__Problem details__:
Will you transcribe the entries that follow, exactly and in full?

__Input data__:

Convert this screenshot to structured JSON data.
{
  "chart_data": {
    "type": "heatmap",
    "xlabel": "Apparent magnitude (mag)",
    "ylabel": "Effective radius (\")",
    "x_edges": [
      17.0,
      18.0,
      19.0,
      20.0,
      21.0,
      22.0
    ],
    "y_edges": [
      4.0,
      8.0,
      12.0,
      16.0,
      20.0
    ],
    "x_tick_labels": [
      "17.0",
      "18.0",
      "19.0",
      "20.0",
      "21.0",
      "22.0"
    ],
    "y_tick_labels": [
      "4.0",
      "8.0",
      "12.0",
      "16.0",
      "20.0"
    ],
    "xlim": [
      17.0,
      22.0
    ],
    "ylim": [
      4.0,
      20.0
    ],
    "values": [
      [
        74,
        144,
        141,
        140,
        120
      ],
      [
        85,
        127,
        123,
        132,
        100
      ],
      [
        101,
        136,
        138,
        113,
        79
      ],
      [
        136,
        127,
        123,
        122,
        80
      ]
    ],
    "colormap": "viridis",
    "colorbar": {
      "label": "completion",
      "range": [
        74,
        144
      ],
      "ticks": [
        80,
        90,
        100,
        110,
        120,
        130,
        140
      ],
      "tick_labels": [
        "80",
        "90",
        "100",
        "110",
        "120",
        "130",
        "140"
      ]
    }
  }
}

__Solution for this problem__:
Convert this screenshot to structured JSON data.
{
  "chart_data": {
    "type": "heatmap",
    "xlabel": "Apparent magnitude (mag)",
    "ylabel": "Effective radius (\")",
    "x_edges": [
      17.0,
      18.0,
      19.0,
      20.0,
      21.0,
      22.0
    ],
    "y_edges": [
      4.0,
      8.0,
      12.0,
      16.0,
      20.0
    ],
    "x_tick_labels": [
      "17.0",
      "18.0",
      "19.0",
      "20.0",
      "21.0",
      "22.0"
    ],
    "y_tick_labels": [
      "4.0",
      "8.0",
      "12.0",
      "16.0",
      "20.0"
    ],
    "xlim": [
      17.0,
      22.0
    ],
    "ylim": [
      4.0,
      20.0
    ],
    "values": [
      [
        74,
        144,
        141,
        140,
        120
      ],
      [
        85,
        127,
        123,
        132,
        100
      ],
      [
        101,
        136,
        138,
        113,
        79
      ],
      [
        136,
        127,
        123,
        122,
        80
      ]
    ],
    "colormap": "viridis",
    "colorbar": {
      "label": "completion",
      "range": [
        74,
        144
      ],
      "ticks": [
        80,
        90,
        100,
        110,
        120,
        130,
        140
      ],
      "tick_labels": [
        "80",
        "90",
        "100",
        "110",
        "120",
        "130",
        "140"
      ]
    }
  }
}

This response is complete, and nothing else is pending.